■ Source records
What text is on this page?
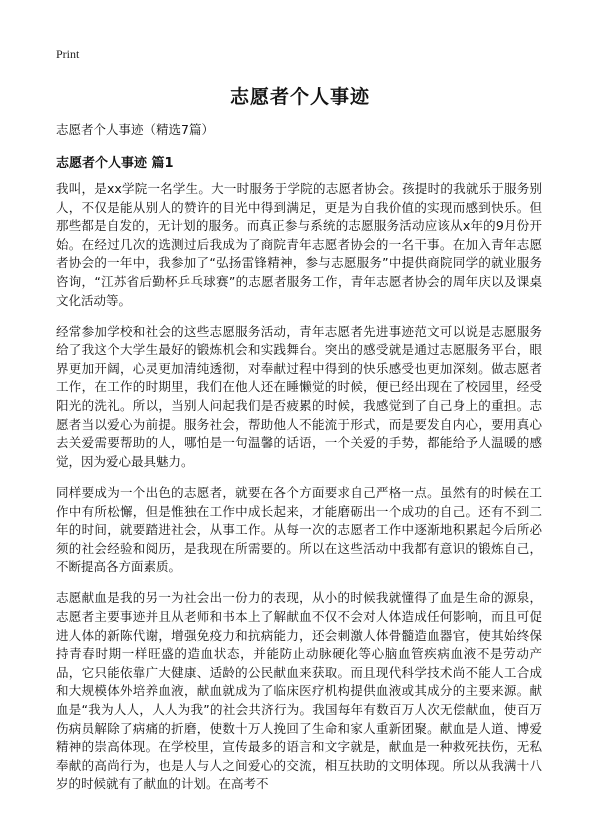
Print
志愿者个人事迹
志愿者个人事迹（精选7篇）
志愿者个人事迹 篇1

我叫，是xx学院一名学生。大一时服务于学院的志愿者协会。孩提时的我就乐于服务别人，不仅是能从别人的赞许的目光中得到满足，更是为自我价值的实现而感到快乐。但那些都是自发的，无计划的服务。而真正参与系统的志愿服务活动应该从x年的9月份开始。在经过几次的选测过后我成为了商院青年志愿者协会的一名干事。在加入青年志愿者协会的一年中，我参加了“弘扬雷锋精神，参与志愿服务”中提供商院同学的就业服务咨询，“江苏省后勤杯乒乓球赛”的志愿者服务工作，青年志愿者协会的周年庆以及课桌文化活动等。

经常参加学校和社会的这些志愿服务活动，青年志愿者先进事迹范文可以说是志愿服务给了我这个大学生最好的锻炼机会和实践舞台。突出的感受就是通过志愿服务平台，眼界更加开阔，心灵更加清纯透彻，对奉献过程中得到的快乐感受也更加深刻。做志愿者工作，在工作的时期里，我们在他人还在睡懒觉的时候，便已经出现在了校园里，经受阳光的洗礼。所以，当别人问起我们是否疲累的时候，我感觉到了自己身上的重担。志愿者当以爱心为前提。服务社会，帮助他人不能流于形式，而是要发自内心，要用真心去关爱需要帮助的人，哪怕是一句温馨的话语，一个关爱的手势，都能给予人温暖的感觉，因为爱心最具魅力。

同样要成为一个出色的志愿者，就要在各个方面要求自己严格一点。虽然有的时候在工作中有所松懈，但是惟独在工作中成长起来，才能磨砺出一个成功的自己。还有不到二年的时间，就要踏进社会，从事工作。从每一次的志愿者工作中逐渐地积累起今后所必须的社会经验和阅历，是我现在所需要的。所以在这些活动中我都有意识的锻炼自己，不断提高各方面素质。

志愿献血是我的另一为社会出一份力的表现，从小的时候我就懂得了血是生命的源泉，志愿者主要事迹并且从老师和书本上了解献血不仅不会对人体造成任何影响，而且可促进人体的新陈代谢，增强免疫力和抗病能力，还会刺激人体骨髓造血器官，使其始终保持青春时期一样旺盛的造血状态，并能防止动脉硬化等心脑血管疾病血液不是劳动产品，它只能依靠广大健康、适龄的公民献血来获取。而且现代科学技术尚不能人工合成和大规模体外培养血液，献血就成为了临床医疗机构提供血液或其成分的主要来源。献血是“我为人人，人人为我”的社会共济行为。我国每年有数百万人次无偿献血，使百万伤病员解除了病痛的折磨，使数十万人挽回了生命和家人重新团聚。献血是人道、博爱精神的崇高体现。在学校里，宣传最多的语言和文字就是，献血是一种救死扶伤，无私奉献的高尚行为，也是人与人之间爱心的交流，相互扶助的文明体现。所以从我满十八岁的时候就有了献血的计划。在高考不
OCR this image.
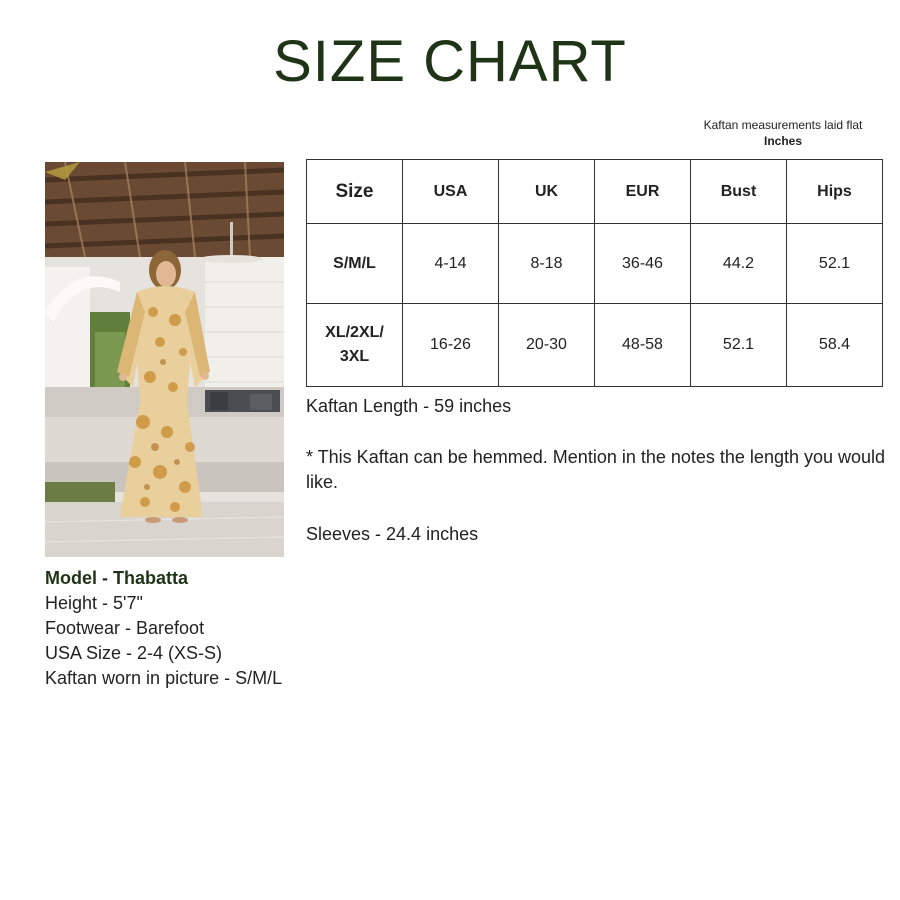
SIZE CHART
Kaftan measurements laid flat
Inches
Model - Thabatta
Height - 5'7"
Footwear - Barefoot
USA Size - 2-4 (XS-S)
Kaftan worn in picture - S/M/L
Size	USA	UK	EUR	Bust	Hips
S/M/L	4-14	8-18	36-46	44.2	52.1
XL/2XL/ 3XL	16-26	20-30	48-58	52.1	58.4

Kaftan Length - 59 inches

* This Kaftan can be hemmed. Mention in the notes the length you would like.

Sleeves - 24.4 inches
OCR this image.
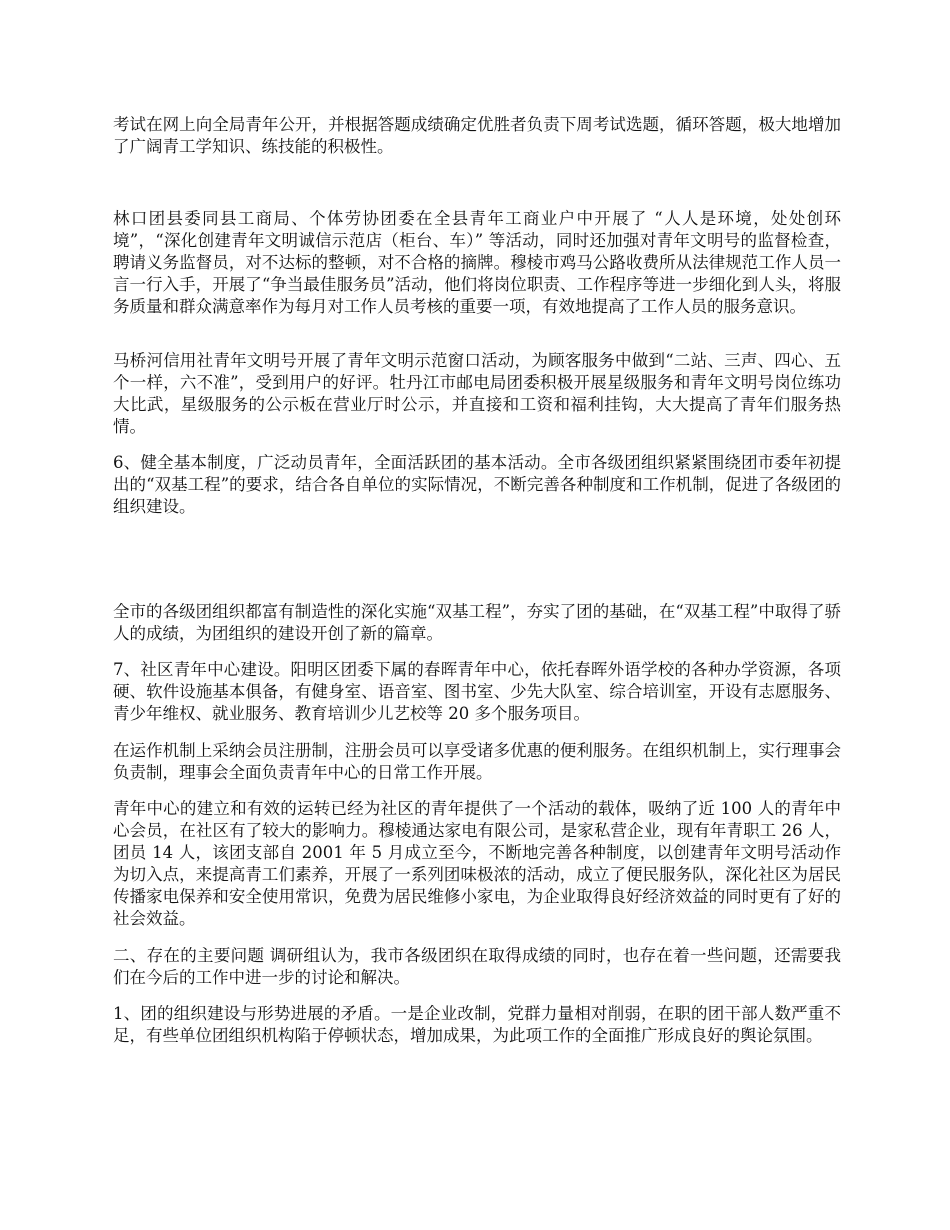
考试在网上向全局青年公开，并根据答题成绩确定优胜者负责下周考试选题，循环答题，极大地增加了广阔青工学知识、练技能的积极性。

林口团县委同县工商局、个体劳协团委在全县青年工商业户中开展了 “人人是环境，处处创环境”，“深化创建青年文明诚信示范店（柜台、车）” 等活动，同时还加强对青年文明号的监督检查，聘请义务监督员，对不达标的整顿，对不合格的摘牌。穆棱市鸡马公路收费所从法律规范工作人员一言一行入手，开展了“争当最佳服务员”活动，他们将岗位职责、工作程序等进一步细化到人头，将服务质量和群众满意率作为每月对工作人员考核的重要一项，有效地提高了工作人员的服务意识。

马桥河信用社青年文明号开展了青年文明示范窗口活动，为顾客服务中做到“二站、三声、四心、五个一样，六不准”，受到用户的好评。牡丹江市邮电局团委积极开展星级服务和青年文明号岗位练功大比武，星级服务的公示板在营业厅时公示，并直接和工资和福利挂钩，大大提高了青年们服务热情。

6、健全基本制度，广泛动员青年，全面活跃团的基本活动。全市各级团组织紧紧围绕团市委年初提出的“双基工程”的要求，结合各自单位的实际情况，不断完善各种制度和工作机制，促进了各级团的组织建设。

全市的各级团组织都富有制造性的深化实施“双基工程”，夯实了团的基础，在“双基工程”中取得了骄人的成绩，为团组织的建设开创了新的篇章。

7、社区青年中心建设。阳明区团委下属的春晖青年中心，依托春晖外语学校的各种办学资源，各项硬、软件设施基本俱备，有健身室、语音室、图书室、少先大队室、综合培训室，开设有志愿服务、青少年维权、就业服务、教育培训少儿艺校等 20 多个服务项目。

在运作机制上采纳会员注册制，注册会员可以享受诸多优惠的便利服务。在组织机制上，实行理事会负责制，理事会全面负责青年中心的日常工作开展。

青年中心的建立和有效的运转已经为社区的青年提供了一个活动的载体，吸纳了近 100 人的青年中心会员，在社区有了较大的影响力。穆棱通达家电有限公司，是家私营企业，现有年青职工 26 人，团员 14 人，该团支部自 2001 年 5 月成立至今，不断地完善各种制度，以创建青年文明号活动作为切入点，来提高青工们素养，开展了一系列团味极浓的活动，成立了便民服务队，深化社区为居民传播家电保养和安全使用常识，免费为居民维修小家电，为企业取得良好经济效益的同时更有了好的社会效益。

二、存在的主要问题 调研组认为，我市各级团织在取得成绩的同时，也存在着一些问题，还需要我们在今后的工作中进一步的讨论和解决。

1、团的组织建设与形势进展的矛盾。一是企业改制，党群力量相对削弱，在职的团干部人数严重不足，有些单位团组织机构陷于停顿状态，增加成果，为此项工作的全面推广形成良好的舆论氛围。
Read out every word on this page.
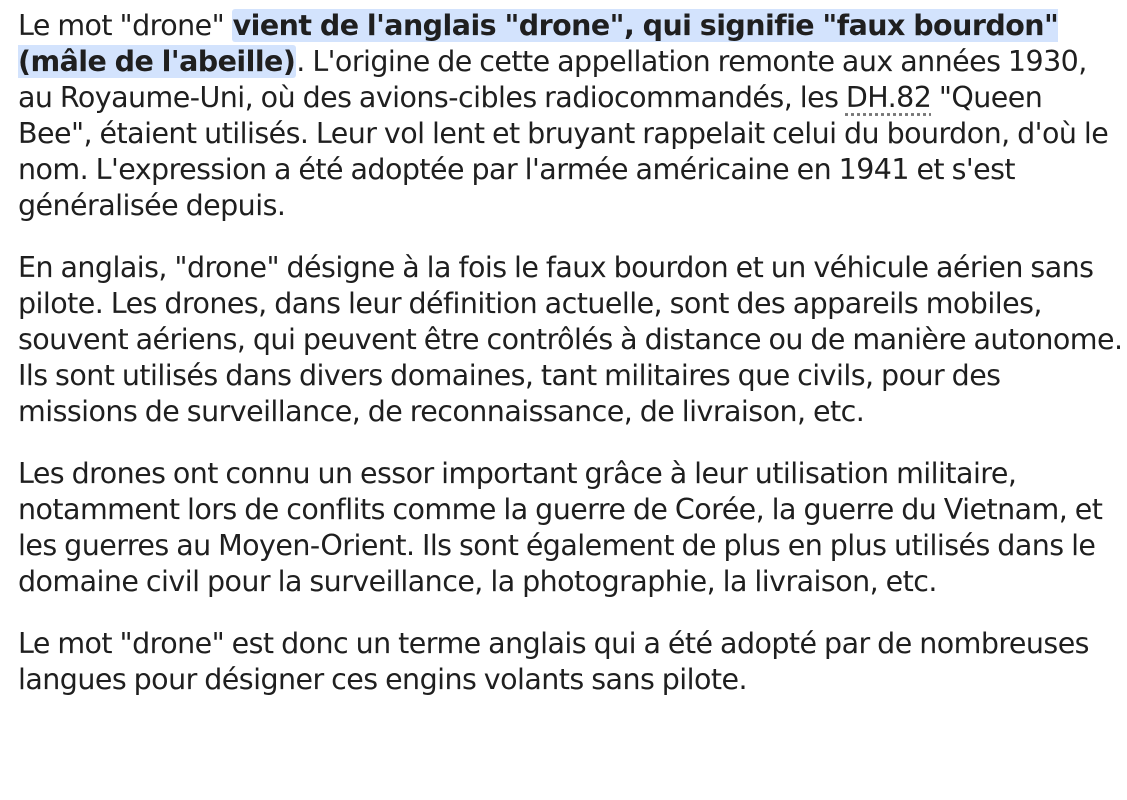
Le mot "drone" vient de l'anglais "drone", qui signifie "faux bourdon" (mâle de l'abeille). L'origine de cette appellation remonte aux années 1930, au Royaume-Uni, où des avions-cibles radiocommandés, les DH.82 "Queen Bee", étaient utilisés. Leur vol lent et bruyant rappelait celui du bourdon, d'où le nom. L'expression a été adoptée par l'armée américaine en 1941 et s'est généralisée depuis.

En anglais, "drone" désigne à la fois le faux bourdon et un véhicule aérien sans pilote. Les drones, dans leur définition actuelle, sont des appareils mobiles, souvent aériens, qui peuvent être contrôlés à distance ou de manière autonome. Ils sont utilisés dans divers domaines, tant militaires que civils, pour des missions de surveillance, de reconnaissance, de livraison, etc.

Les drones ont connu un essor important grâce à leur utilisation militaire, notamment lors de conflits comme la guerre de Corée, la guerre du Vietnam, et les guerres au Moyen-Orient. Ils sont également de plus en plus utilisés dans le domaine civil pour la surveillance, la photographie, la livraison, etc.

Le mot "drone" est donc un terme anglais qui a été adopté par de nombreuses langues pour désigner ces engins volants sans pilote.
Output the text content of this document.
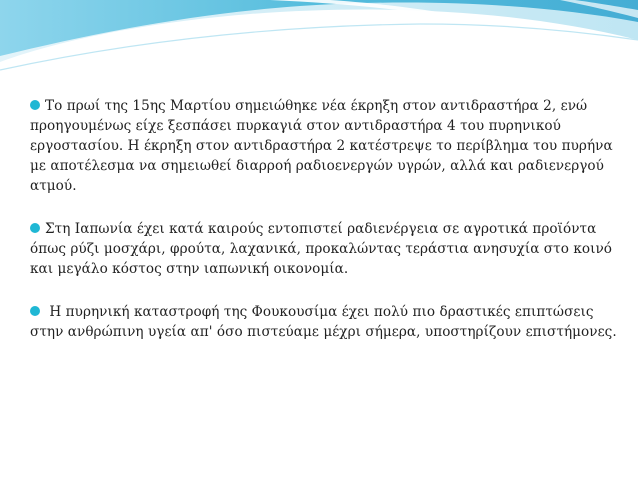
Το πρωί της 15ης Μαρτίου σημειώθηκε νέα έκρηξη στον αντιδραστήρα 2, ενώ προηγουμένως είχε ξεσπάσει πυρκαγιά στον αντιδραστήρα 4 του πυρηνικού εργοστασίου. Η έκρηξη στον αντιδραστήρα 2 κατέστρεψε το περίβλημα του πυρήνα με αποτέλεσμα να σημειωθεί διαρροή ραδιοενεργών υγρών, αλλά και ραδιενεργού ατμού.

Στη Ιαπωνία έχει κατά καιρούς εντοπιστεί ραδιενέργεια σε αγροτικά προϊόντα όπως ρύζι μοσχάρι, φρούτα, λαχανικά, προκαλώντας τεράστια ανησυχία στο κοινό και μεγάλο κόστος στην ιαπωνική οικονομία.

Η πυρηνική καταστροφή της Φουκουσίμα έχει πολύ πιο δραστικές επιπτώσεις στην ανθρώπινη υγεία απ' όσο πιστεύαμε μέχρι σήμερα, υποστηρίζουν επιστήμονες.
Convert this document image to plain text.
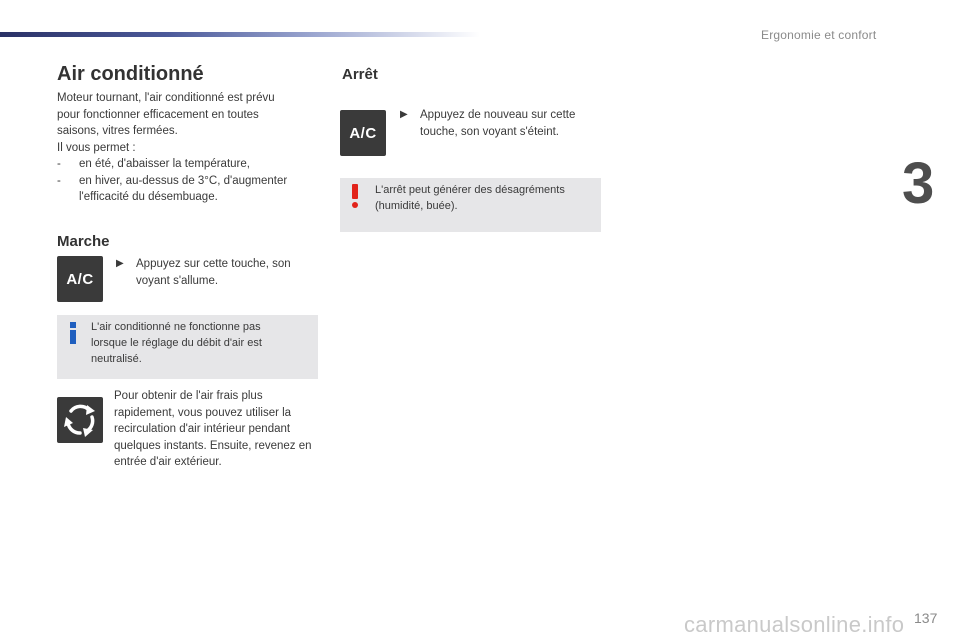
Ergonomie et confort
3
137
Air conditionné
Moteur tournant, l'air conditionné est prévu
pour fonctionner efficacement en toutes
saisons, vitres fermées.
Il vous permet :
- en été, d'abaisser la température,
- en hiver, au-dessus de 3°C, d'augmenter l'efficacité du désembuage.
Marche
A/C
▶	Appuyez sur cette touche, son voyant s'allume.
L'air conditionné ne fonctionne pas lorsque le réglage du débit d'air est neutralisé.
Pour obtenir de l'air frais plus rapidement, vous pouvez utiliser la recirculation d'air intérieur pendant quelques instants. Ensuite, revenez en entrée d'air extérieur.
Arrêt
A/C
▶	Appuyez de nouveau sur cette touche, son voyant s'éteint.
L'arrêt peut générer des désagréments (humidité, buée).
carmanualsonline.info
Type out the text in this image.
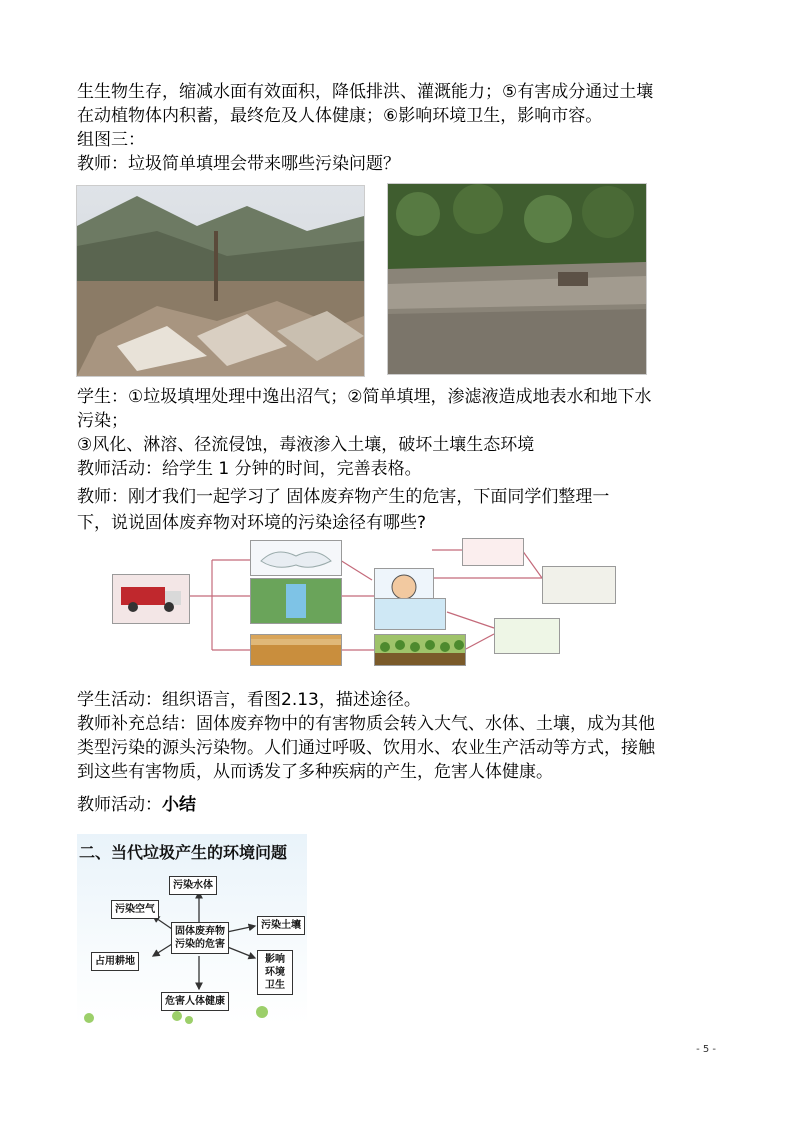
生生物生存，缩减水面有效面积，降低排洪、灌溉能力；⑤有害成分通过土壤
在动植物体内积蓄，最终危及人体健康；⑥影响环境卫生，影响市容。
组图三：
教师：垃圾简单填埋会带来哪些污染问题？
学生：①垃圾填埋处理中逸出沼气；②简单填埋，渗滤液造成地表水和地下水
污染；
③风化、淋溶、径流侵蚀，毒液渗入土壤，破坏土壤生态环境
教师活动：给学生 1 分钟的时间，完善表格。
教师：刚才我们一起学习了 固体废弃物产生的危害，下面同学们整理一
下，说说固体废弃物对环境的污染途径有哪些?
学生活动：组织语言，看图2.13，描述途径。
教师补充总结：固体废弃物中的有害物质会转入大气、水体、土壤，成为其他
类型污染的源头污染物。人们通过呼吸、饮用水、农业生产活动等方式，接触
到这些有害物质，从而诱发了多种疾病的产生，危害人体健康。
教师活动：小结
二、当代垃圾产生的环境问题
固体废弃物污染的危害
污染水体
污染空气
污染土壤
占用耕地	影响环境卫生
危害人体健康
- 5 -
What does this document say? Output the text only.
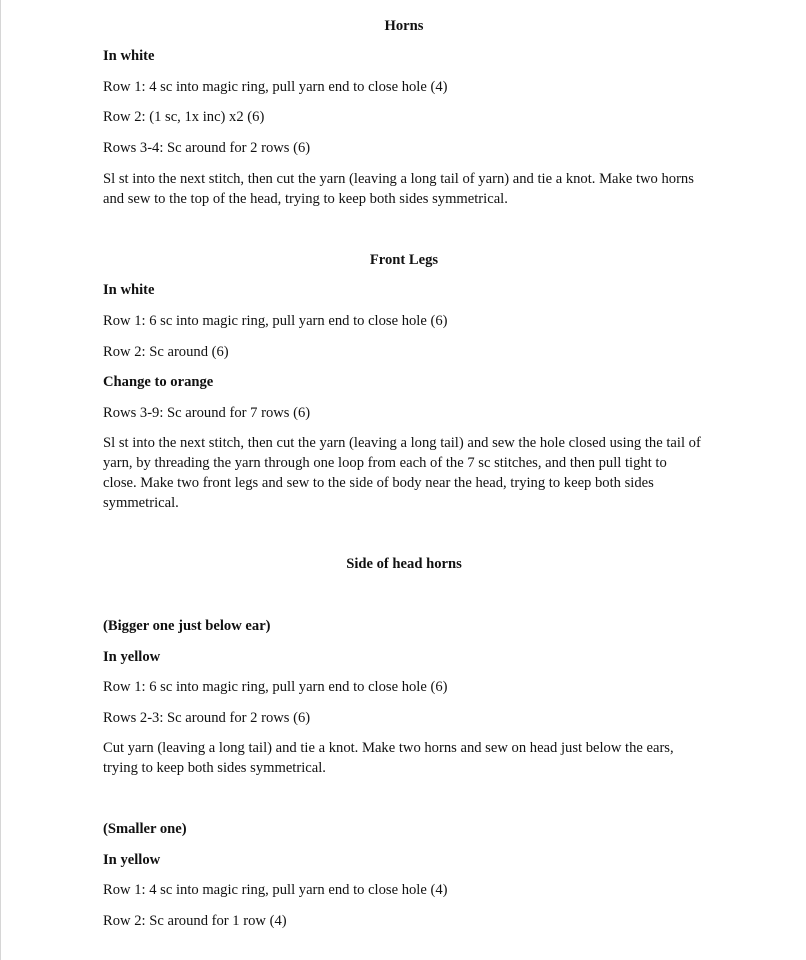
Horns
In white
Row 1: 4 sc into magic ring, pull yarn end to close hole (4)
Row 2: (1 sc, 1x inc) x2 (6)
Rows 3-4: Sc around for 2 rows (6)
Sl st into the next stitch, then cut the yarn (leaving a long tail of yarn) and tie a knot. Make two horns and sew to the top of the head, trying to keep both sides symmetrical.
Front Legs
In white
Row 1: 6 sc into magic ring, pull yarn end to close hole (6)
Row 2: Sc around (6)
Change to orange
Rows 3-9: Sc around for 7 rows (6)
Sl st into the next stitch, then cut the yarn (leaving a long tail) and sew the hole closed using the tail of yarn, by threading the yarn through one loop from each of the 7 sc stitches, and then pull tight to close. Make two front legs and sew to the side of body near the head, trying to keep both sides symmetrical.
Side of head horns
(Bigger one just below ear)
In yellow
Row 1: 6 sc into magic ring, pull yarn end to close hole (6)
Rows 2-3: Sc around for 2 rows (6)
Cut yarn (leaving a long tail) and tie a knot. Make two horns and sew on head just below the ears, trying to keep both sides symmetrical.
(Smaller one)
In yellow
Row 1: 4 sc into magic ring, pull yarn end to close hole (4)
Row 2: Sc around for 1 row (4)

■ What to produce
Make a copy of each line that contains the string "rows".

■ Written answer
Rows 3-4: Sc around for 2 rows (6)
Rows 3-9: Sc around for 7 rows (6)
Rows 2-3: Sc around for 2 rows (6)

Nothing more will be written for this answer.